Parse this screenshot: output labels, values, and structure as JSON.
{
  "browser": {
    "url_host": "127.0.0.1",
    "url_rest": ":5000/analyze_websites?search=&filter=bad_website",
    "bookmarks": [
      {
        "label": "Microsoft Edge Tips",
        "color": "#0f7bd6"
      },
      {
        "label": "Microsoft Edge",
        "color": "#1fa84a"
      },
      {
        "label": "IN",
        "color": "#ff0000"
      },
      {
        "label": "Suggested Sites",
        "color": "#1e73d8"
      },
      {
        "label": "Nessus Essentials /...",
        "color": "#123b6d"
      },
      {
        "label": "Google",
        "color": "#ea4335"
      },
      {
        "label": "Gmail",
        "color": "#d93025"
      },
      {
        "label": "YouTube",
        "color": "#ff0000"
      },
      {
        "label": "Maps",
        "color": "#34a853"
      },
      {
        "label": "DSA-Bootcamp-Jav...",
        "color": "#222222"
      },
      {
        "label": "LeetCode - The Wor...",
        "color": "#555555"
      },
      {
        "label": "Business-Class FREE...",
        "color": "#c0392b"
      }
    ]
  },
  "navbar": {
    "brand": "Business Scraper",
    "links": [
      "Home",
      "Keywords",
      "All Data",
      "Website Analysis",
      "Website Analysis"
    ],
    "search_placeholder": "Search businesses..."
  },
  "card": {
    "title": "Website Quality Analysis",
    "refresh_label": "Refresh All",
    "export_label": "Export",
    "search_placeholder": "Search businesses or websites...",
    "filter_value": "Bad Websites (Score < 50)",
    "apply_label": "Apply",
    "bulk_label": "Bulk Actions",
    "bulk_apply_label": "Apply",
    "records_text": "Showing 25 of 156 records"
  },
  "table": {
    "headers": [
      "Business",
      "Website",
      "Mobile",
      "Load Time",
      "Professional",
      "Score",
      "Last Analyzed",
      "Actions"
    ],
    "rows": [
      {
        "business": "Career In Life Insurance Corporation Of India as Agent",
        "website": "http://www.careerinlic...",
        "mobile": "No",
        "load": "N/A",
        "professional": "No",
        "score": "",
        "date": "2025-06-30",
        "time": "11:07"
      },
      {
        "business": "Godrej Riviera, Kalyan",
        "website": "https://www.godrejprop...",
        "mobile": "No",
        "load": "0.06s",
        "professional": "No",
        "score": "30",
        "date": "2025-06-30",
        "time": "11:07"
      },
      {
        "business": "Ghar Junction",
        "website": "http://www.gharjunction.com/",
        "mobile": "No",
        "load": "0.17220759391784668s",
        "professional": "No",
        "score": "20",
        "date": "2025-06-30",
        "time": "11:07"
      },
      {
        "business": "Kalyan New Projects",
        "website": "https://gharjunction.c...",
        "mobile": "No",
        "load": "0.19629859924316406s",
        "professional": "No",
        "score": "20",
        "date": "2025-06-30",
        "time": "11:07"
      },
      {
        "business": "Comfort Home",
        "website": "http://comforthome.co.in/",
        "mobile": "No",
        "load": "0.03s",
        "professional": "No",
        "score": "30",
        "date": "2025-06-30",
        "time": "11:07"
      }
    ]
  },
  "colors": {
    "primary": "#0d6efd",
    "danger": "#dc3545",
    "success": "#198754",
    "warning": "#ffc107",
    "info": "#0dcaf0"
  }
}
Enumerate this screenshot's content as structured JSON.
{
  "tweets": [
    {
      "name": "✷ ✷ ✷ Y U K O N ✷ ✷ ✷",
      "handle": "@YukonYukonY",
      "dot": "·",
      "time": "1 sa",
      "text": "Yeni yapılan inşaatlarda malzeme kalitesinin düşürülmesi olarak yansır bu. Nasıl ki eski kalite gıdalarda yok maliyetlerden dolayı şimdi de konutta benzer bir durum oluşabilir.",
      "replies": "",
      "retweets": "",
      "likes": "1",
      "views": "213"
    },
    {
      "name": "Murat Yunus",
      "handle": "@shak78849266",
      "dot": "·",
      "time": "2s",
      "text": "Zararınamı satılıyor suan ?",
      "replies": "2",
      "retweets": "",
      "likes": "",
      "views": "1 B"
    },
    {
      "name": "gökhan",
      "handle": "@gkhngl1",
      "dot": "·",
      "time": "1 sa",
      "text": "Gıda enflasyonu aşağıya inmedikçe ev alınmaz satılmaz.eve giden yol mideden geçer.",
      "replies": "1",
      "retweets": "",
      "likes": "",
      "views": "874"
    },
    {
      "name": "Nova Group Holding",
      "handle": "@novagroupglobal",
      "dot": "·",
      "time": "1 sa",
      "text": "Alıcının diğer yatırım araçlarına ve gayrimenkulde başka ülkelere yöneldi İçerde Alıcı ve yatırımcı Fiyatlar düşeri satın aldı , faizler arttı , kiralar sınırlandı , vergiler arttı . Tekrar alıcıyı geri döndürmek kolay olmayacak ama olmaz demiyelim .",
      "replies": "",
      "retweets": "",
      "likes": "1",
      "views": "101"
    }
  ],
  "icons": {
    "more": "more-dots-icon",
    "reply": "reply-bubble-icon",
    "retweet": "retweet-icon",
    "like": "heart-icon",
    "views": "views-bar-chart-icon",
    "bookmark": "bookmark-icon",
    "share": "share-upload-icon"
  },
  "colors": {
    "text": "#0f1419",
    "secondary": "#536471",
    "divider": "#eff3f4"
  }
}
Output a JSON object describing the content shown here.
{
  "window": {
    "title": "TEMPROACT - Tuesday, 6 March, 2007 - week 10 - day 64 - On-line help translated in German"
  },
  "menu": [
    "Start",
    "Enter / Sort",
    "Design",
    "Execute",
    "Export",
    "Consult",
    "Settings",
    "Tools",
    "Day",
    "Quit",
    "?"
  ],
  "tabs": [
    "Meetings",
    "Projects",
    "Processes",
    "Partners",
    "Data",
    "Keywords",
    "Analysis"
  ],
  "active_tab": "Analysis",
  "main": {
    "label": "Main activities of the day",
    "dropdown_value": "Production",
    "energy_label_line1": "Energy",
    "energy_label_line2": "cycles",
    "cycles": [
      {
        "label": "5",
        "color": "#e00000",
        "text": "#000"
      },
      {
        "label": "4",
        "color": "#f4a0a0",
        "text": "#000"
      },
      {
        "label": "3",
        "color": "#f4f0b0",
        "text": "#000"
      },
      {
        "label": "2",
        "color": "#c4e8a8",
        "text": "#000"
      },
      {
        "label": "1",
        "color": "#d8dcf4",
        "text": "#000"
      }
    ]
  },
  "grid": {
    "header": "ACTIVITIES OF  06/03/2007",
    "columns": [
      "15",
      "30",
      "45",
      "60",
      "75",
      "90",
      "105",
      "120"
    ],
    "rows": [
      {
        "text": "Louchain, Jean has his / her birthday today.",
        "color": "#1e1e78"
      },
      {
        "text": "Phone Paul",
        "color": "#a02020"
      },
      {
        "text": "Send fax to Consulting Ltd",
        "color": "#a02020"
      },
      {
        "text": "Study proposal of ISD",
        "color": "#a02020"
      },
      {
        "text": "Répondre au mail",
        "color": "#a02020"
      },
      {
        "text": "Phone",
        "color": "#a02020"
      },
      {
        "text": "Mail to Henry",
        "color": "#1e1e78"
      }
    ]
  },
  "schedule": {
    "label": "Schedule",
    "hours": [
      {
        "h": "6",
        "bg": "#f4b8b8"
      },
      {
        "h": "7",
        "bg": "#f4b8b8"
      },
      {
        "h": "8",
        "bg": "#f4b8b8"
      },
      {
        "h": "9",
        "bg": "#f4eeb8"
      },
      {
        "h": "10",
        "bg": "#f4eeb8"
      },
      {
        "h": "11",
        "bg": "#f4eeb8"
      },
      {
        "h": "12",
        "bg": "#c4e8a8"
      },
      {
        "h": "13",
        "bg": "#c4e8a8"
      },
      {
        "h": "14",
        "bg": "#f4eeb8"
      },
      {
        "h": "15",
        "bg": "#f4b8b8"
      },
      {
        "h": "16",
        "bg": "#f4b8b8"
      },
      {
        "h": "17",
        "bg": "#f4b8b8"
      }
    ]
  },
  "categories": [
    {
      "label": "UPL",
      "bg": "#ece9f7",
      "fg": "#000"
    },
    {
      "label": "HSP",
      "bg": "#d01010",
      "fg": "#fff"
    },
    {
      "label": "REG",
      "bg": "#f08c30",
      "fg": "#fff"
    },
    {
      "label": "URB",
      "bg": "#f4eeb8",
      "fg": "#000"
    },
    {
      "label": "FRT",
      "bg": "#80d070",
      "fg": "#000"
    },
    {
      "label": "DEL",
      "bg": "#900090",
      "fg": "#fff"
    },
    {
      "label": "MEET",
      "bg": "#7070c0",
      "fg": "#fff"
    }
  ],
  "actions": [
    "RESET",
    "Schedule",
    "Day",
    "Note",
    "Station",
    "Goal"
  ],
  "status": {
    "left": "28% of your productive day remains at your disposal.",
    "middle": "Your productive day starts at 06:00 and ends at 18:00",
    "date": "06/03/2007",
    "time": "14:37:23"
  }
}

※ ※ ※

- Given exercise:
Where a line of the records above holds the word "productive", copy that line.

- Answer for this exercise:
    "left": "28% of your productive day remains at your disposal.",
    "middle": "Your productive day starts at 06:00 and ends at 18:00",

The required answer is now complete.